RECORDS PROVIDED
━━━━━━

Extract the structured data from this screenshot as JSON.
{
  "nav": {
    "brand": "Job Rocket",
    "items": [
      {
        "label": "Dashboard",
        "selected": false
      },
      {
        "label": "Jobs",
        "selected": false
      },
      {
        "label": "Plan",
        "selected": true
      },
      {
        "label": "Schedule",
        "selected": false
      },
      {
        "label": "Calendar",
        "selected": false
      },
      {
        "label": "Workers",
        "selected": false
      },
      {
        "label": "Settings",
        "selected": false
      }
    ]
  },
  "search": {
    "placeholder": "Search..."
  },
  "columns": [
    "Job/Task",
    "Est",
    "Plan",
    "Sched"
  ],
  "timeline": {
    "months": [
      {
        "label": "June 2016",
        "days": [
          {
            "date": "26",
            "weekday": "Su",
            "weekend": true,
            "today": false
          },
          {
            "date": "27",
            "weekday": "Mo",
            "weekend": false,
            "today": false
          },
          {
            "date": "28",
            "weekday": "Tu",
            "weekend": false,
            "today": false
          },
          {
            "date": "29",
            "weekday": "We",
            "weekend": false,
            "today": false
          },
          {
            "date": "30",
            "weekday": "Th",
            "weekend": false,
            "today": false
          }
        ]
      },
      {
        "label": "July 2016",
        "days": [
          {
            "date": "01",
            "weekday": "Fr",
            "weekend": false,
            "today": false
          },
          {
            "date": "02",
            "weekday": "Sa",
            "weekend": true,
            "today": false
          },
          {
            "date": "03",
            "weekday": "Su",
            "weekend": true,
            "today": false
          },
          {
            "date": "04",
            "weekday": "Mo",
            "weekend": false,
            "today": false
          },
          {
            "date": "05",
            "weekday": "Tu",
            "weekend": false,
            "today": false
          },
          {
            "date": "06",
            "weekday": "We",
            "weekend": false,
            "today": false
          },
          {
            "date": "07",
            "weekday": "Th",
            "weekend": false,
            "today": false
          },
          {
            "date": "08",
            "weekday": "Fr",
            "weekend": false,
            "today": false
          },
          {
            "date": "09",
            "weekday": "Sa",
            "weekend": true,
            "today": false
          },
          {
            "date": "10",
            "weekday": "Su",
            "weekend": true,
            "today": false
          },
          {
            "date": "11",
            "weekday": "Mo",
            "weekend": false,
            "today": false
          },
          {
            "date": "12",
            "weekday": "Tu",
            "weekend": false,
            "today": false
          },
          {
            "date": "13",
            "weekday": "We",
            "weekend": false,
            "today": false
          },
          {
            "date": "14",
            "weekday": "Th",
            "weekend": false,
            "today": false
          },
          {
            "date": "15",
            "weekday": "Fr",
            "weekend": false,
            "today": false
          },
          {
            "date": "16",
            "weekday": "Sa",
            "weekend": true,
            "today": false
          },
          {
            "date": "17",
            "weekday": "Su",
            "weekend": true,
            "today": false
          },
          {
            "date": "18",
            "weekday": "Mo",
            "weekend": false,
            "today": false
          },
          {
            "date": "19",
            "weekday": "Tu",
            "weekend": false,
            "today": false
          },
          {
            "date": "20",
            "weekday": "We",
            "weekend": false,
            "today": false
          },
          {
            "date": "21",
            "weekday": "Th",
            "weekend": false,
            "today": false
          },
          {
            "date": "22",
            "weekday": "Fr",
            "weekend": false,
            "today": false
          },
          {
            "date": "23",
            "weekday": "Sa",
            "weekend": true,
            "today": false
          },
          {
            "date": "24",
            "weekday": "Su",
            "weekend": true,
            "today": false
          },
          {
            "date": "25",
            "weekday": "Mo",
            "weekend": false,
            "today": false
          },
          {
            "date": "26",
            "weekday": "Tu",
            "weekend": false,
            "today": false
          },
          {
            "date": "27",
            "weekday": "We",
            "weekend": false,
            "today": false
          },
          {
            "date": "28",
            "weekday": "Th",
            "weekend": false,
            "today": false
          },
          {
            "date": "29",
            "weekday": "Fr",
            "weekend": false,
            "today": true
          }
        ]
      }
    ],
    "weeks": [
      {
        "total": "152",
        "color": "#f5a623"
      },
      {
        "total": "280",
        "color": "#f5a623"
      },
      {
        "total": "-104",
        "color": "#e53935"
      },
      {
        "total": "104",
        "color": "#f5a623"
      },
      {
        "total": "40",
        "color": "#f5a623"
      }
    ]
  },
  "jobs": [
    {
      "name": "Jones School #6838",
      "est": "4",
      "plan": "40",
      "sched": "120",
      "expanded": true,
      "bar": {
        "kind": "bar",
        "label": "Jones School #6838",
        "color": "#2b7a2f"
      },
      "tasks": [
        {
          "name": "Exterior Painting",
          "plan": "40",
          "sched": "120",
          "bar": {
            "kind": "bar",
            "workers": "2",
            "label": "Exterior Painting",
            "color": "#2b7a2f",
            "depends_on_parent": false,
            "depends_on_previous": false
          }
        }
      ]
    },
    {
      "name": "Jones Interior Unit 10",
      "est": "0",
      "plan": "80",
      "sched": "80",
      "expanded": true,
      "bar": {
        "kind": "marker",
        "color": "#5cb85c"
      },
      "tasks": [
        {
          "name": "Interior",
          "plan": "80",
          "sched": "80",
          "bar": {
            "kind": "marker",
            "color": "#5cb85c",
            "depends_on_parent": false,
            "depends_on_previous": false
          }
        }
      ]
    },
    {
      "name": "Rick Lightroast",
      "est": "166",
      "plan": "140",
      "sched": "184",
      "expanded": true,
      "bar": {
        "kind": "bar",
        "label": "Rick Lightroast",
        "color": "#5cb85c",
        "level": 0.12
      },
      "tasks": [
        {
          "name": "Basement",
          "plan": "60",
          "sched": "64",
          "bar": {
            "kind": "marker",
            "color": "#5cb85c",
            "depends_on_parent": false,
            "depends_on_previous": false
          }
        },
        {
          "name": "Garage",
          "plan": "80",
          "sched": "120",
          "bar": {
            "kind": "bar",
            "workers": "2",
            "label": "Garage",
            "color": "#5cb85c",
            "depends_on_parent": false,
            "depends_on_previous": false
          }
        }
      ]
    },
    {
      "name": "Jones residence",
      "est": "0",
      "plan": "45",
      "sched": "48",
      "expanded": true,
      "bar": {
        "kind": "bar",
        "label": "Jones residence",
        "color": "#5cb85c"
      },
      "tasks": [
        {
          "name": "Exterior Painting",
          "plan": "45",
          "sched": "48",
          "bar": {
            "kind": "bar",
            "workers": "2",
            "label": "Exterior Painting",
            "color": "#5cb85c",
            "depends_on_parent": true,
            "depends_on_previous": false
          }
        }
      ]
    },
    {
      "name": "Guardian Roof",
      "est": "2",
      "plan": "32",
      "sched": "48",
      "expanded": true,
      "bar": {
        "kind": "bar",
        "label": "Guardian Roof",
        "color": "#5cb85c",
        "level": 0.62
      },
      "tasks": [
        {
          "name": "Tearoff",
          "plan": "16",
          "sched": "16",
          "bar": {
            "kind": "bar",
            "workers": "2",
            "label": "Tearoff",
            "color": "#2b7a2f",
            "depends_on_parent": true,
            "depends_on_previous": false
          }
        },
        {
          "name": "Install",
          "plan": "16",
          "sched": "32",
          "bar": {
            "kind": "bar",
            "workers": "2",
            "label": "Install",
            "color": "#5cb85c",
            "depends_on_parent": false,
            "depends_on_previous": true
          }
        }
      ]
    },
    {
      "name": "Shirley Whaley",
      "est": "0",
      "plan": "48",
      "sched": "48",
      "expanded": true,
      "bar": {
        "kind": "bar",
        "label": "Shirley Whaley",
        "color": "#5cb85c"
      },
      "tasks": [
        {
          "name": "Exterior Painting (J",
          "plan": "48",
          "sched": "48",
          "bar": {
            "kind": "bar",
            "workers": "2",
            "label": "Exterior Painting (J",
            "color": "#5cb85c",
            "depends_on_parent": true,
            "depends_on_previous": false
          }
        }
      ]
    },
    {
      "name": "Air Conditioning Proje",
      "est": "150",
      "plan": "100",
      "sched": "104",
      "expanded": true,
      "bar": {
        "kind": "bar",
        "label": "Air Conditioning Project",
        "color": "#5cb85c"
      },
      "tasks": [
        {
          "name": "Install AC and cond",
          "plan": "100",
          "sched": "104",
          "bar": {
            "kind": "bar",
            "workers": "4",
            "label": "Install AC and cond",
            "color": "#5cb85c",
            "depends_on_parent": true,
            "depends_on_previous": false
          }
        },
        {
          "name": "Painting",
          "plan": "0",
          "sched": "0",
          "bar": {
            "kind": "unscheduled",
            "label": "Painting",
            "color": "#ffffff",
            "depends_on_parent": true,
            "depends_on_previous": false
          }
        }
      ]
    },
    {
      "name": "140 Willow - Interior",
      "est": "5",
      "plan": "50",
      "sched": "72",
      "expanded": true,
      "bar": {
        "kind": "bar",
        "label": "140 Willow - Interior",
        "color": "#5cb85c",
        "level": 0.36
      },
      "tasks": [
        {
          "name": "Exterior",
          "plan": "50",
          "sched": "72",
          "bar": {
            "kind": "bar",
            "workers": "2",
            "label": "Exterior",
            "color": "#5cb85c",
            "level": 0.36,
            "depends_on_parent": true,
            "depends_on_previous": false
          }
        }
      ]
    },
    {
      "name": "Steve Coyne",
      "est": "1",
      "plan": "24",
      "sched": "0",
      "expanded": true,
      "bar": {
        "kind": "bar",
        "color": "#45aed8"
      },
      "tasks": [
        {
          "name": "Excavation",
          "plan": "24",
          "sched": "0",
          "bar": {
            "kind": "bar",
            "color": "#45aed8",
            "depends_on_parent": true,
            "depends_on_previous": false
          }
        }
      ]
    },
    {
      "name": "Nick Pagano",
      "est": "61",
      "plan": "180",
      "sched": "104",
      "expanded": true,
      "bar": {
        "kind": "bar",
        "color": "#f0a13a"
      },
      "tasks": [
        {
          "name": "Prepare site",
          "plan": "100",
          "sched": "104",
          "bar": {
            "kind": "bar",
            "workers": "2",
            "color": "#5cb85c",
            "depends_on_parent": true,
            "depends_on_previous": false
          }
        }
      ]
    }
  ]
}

━━━━━━

CHALLENGE
Return only those lines of the records that contain the string "total".

EXERCISE RESULT
        "total": "152",
        "total": "280",
        "total": "-104",
        "total": "104",
        "total": "40",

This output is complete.